(Records from a dataset)
-- -- --

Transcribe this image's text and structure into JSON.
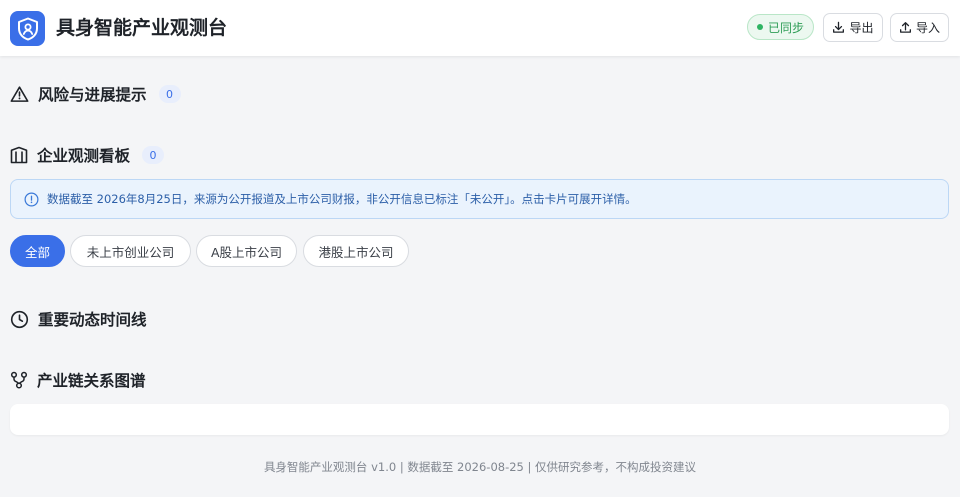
{
  "header": {
    "title": "具身智能产业观测台",
    "sync_status": "已同步",
    "export_label": "导出",
    "import_label": "导入"
  },
  "sections": {
    "risk": {
      "title": "风险与进展提示",
      "count": "0"
    },
    "board": {
      "title": "企业观测看板",
      "count": "0"
    },
    "timeline": {
      "title": "重要动态时间线"
    },
    "graph": {
      "title": "产业链关系图谱"
    }
  },
  "info_banner": "数据截至 2026年8月25日，来源为公开报道及上市公司财报，非公开信息已标注「未公开」。点击卡片可展开详情。",
  "filters": [
    "全部",
    "未上市创业公司",
    "A股上市公司",
    "港股上市公司"
  ],
  "footer": "具身智能产业观测台 v1.0 | 数据截至 2026-08-25 | 仅供研究参考，不构成投资建议",
  "colors": {
    "accent": "#3a6fe8",
    "sync_green": "#2fb463",
    "info_bg": "#eaf3fd",
    "page_bg": "#f4f5f7"
  }
}
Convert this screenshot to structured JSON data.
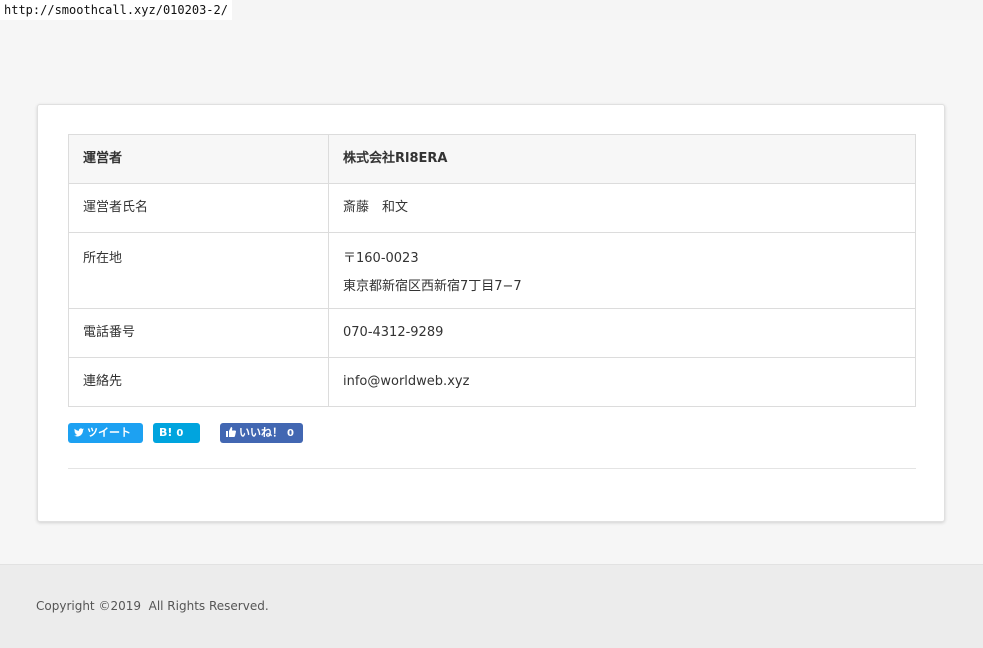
{
  "browser": {
    "url": "http://smoothcall.xyz/010203-2/"
  },
  "company_table": {
    "header": {
      "label": "運営者",
      "value": "株式会社Rl8ERA"
    },
    "rows": [
      {
        "label": "運営者氏名",
        "value": "斎藤　和文"
      },
      {
        "label": "所在地",
        "value_lines": [
          "〒160-0023",
          "東京都新宿区西新宿7丁目7−7"
        ]
      },
      {
        "label": "電話番号",
        "value": "070-4312-9289"
      },
      {
        "label": "連絡先",
        "value": "info@worldweb.xyz"
      }
    ]
  },
  "share": {
    "tweet": {
      "icon": "twitter-bird-icon",
      "label": "ツイート",
      "color": "#1da1f2"
    },
    "hatena": {
      "icon": "hatena-bookmark-icon",
      "label": "B!",
      "count": "0",
      "color": "#00a4de"
    },
    "like": {
      "icon": "thumbs-up-icon",
      "label": "いいね！",
      "count": "0",
      "color": "#4267b2"
    }
  },
  "footer": {
    "copyright": "Copyright ©2019  All Rights Reserved."
  }
}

-- -- --

GIVEN EXERCISE:
How many lines in the listing above contain "footer"? Answer with the number alone.

COMPLETED EXERCISE:
2